Record set:

--------------------------------

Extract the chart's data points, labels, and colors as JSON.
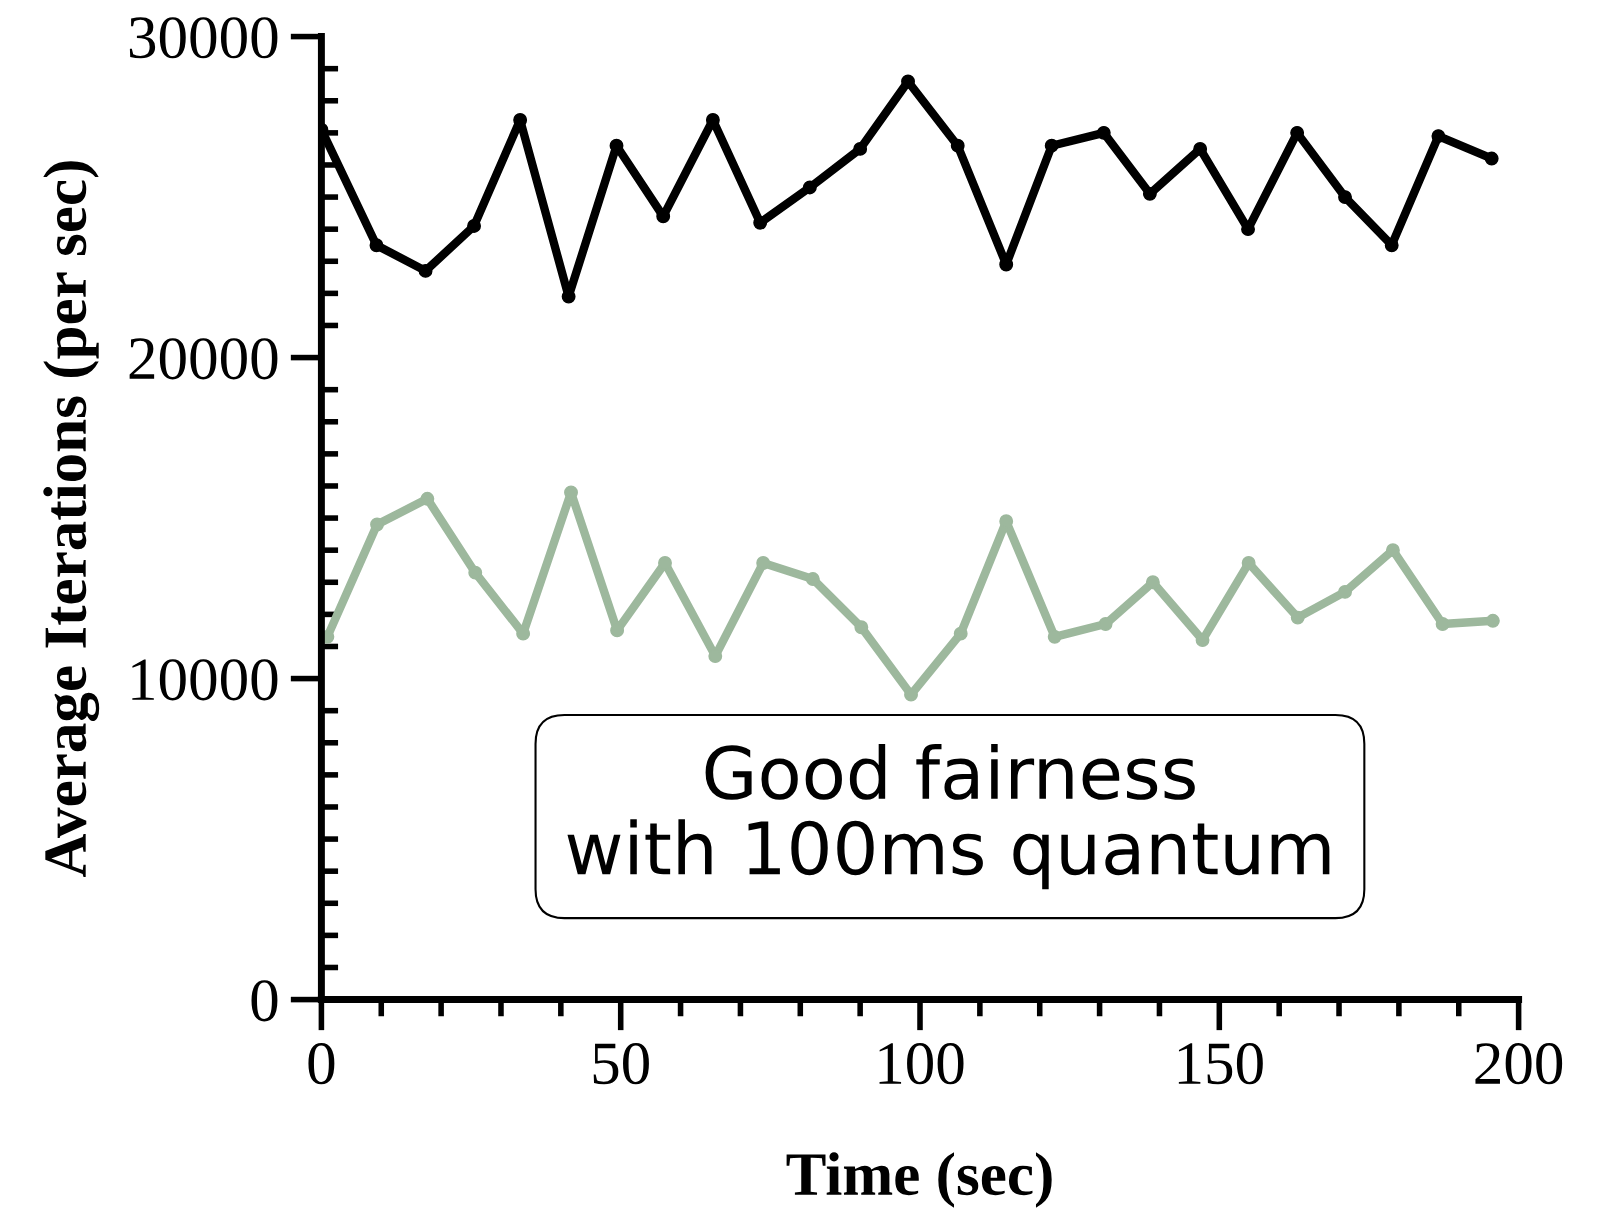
{
  "chart_data": {
    "type": "line",
    "xlabel": "Time (sec)",
    "ylabel": "Average Iterations (per sec)",
    "xlim": [
      0,
      200
    ],
    "xticks": [
      0,
      50,
      100,
      150,
      200
    ],
    "ylim": [
      0,
      30000
    ],
    "yticks": [
      0,
      10000,
      20000,
      30000
    ],
    "grid": false,
    "legend": false,
    "marker": "circle",
    "line_style": "solid",
    "annotations": [
      "Good fairness with 100ms quantum"
    ],
    "series": [
      {
        "color": "#000000",
        "x": [
          0,
          9.2,
          17.4,
          25.5,
          33.2,
          41.3,
          49.3,
          57.1,
          65.4,
          73.3,
          81.6,
          90,
          98,
          106.3,
          114.4,
          122,
          130.7,
          138.4,
          146.8,
          154.8,
          163,
          171,
          178.8,
          186.6,
          195.5
        ],
        "values": [
          27100,
          23500,
          22700,
          24100,
          27400,
          21900,
          26600,
          24400,
          27400,
          24200,
          25300,
          26500,
          28600,
          26600,
          22900,
          26600,
          27000,
          25100,
          26500,
          24000,
          27000,
          25000,
          23500,
          26900,
          26200
        ]
      },
      {
        "color": "#9db89d",
        "x": [
          1,
          9.3,
          17.7,
          25.7,
          33.7,
          41.7,
          49.4,
          57.4,
          65.8,
          73.8,
          82.1,
          90.2,
          98.5,
          106.8,
          114.4,
          122.5,
          131,
          138.9,
          147.2,
          154.9,
          163.1,
          171,
          179,
          187.3,
          195.7
        ],
        "values": [
          11300,
          14800,
          15600,
          13300,
          11400,
          15800,
          11500,
          13600,
          10700,
          13600,
          13100,
          11600,
          9500,
          11400,
          14900,
          11300,
          11700,
          13000,
          11200,
          13600,
          11900,
          12700,
          14000,
          11700,
          11800
        ]
      }
    ]
  }
}
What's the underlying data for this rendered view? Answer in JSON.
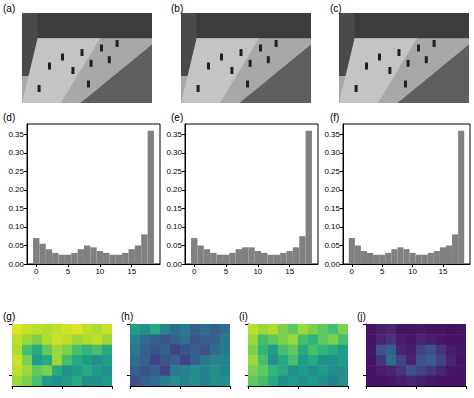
{
  "chart_data": [
    {
      "type": "image",
      "title": "(a)"
    },
    {
      "type": "image",
      "title": "(b)"
    },
    {
      "type": "image",
      "title": "(c)"
    },
    {
      "type": "histogram",
      "title": "(d)",
      "color": "#808080",
      "grid": false,
      "bins": [
        -0.5,
        0.5,
        1.5,
        2.5,
        3.5,
        4.5,
        5.5,
        6.5,
        7.5,
        8.5,
        9.5,
        10.5,
        11.5,
        12.5,
        13.5,
        14.5,
        15.5,
        16.5,
        17.5,
        18.5
      ],
      "values": [
        0.07,
        0.055,
        0.04,
        0.03,
        0.025,
        0.025,
        0.03,
        0.04,
        0.05,
        0.045,
        0.035,
        0.03,
        0.025,
        0.025,
        0.03,
        0.04,
        0.05,
        0.08,
        0.36
      ],
      "xlim": [
        -1.45,
        19.45
      ],
      "xticks": [
        0,
        5,
        10,
        15
      ],
      "ylim": [
        0,
        0.378
      ],
      "yticks": [
        {
          "value": 0,
          "label": "0.00"
        },
        0.05,
        {
          "value": 0.1,
          "label": "0.10"
        },
        0.15,
        {
          "value": 0.2,
          "label": "0.20"
        },
        0.25,
        {
          "value": 0.3,
          "label": "0.30"
        },
        0.35
      ]
    },
    {
      "type": "histogram",
      "title": "(e)",
      "color": "#808080",
      "grid": false,
      "bins": [
        -0.5,
        0.5,
        1.5,
        2.5,
        3.5,
        4.5,
        5.5,
        6.5,
        7.5,
        8.5,
        9.5,
        10.5,
        11.5,
        12.5,
        13.5,
        14.5,
        15.5,
        16.5,
        17.5,
        18.5
      ],
      "values": [
        0.07,
        0.05,
        0.04,
        0.03,
        0.025,
        0.025,
        0.03,
        0.04,
        0.045,
        0.045,
        0.035,
        0.03,
        0.025,
        0.025,
        0.03,
        0.035,
        0.045,
        0.075,
        0.36
      ],
      "xlim": [
        -1.45,
        19.45
      ],
      "xticks": [
        0,
        5,
        10,
        15
      ],
      "ylim": [
        0,
        0.378
      ],
      "yticks": [
        {
          "value": 0,
          "label": "0.00"
        },
        0.05,
        {
          "value": 0.1,
          "label": "0.10"
        },
        0.15,
        {
          "value": 0.2,
          "label": "0.20"
        },
        0.25,
        {
          "value": 0.3,
          "label": "0.30"
        },
        0.35
      ]
    },
    {
      "type": "histogram",
      "title": "(f)",
      "color": "#808080",
      "grid": false,
      "bins": [
        -0.5,
        0.5,
        1.5,
        2.5,
        3.5,
        4.5,
        5.5,
        6.5,
        7.5,
        8.5,
        9.5,
        10.5,
        11.5,
        12.5,
        13.5,
        14.5,
        15.5,
        16.5,
        17.5,
        18.5
      ],
      "values": [
        0.07,
        0.05,
        0.035,
        0.03,
        0.025,
        0.025,
        0.03,
        0.04,
        0.045,
        0.04,
        0.03,
        0.025,
        0.025,
        0.03,
        0.035,
        0.045,
        0.05,
        0.08,
        0.36
      ],
      "xlim": [
        -1.45,
        19.45
      ],
      "xticks": [
        0,
        5,
        10,
        15
      ],
      "ylim": [
        0,
        0.378
      ],
      "yticks": [
        {
          "value": 0,
          "label": "0.00"
        },
        0.05,
        {
          "value": 0.1,
          "label": "0.10"
        },
        0.15,
        {
          "value": 0.2,
          "label": "0.20"
        },
        0.25,
        {
          "value": 0.3,
          "label": "0.30"
        },
        0.35
      ]
    },
    {
      "type": "heatmap",
      "title": "(g)",
      "tick_labels": false,
      "xlim": [
        0,
        10
      ],
      "xticks": [
        0,
        5,
        10
      ],
      "ylim": [
        0,
        6
      ],
      "yticks": [
        0,
        5
      ],
      "zlim": [
        0,
        1
      ],
      "cells": [
        [
          0.95,
          0.92,
          0.9,
          0.88,
          0.9,
          0.93,
          0.95,
          0.9,
          0.88,
          0.92
        ],
        [
          0.9,
          0.85,
          0.8,
          0.88,
          0.92,
          0.9,
          0.85,
          0.88,
          0.9,
          0.85
        ],
        [
          0.88,
          0.7,
          0.6,
          0.75,
          0.85,
          0.8,
          0.7,
          0.65,
          0.7,
          0.6
        ],
        [
          0.92,
          0.8,
          0.55,
          0.6,
          0.85,
          0.7,
          0.6,
          0.55,
          0.5,
          0.55
        ],
        [
          0.9,
          0.85,
          0.75,
          0.8,
          0.6,
          0.5,
          0.55,
          0.6,
          0.55,
          0.5
        ],
        [
          0.85,
          0.8,
          0.7,
          0.55,
          0.5,
          0.55,
          0.6,
          0.5,
          0.5,
          0.55
        ]
      ]
    },
    {
      "type": "heatmap",
      "title": "(h)",
      "tick_labels": false,
      "xlim": [
        0,
        10
      ],
      "xticks": [
        0,
        5,
        10
      ],
      "ylim": [
        0,
        6
      ],
      "yticks": [
        0,
        5
      ],
      "zlim": [
        0,
        1
      ],
      "cells": [
        [
          0.55,
          0.5,
          0.6,
          0.45,
          0.35,
          0.4,
          0.3,
          0.35,
          0.3,
          0.35
        ],
        [
          0.45,
          0.35,
          0.3,
          0.25,
          0.3,
          0.35,
          0.25,
          0.3,
          0.3,
          0.4
        ],
        [
          0.4,
          0.3,
          0.25,
          0.3,
          0.2,
          0.25,
          0.3,
          0.25,
          0.35,
          0.4
        ],
        [
          0.35,
          0.3,
          0.2,
          0.25,
          0.3,
          0.2,
          0.3,
          0.4,
          0.45,
          0.45
        ],
        [
          0.3,
          0.25,
          0.3,
          0.2,
          0.4,
          0.45,
          0.5,
          0.45,
          0.5,
          0.45
        ],
        [
          0.25,
          0.3,
          0.35,
          0.45,
          0.5,
          0.45,
          0.5,
          0.45,
          0.5,
          0.5
        ]
      ]
    },
    {
      "type": "heatmap",
      "title": "(i)",
      "tick_labels": false,
      "xlim": [
        0,
        10
      ],
      "xticks": [
        0,
        5,
        10
      ],
      "ylim": [
        0,
        6
      ],
      "yticks": [
        0,
        5
      ],
      "zlim": [
        0,
        1
      ],
      "cells": [
        [
          0.9,
          0.85,
          0.88,
          0.8,
          0.75,
          0.85,
          0.8,
          0.75,
          0.7,
          0.8
        ],
        [
          0.85,
          0.7,
          0.75,
          0.8,
          0.85,
          0.7,
          0.65,
          0.75,
          0.8,
          0.7
        ],
        [
          0.8,
          0.65,
          0.55,
          0.7,
          0.75,
          0.6,
          0.7,
          0.65,
          0.6,
          0.55
        ],
        [
          0.85,
          0.7,
          0.5,
          0.6,
          0.7,
          0.55,
          0.6,
          0.5,
          0.5,
          0.55
        ],
        [
          0.8,
          0.75,
          0.65,
          0.6,
          0.5,
          0.55,
          0.5,
          0.55,
          0.5,
          0.5
        ],
        [
          0.75,
          0.7,
          0.6,
          0.5,
          0.55,
          0.5,
          0.55,
          0.5,
          0.45,
          0.5
        ]
      ]
    },
    {
      "type": "heatmap",
      "title": "(j)",
      "tick_labels": false,
      "xlim": [
        0,
        10
      ],
      "xticks": [
        0,
        5,
        10
      ],
      "ylim": [
        0,
        6
      ],
      "yticks": [
        0,
        5
      ],
      "zlim": [
        0,
        1
      ],
      "cells": [
        [
          0.05,
          0.08,
          0.1,
          0.05,
          0.05,
          0.06,
          0.05,
          0.05,
          0.04,
          0.05
        ],
        [
          0.05,
          0.1,
          0.15,
          0.08,
          0.06,
          0.1,
          0.08,
          0.06,
          0.05,
          0.05
        ],
        [
          0.06,
          0.25,
          0.3,
          0.1,
          0.08,
          0.2,
          0.25,
          0.15,
          0.08,
          0.06
        ],
        [
          0.05,
          0.15,
          0.35,
          0.2,
          0.1,
          0.25,
          0.3,
          0.2,
          0.1,
          0.05
        ],
        [
          0.05,
          0.08,
          0.1,
          0.15,
          0.25,
          0.2,
          0.15,
          0.1,
          0.06,
          0.05
        ],
        [
          0.05,
          0.05,
          0.06,
          0.08,
          0.1,
          0.08,
          0.06,
          0.05,
          0.05,
          0.05
        ]
      ]
    }
  ]
}
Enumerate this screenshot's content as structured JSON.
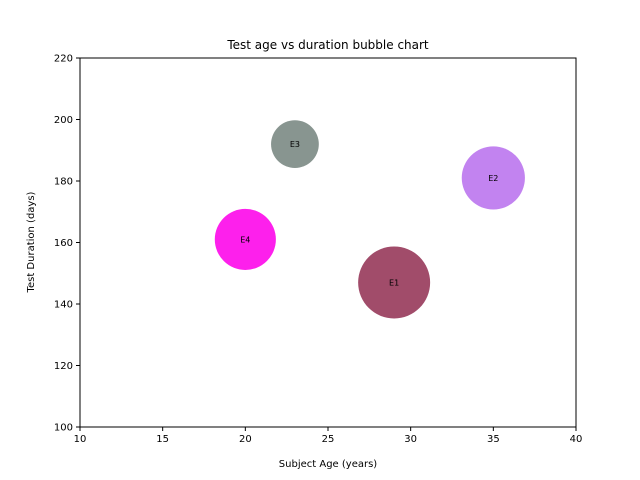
{
  "chart_data": {
    "type": "scatter",
    "title": "Test age vs duration bubble chart",
    "xlabel": "Subject Age (years)",
    "ylabel": "Test Duration  (days)",
    "xlim": [
      10,
      40
    ],
    "ylim": [
      100,
      220
    ],
    "xticks": [
      10,
      15,
      20,
      25,
      30,
      35,
      40
    ],
    "yticks": [
      100,
      120,
      140,
      160,
      180,
      200,
      220
    ],
    "grid": false,
    "points": [
      {
        "label": "E1",
        "x": 29,
        "y": 147,
        "size": 100,
        "color": "#a14c6a"
      },
      {
        "label": "E2",
        "x": 35,
        "y": 181,
        "size": 77,
        "color": "#c283f0"
      },
      {
        "label": "E3",
        "x": 23,
        "y": 192,
        "size": 44,
        "color": "#889590"
      },
      {
        "label": "E4",
        "x": 20,
        "y": 161,
        "size": 72,
        "color": "#fd20ec"
      }
    ]
  }
}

--------------------------------

Problem requirements:
Pull out each line containing the word "points" and copy it.

Final answer:
Extract the chart's data points, labels, and colors as JSON.
    "points": [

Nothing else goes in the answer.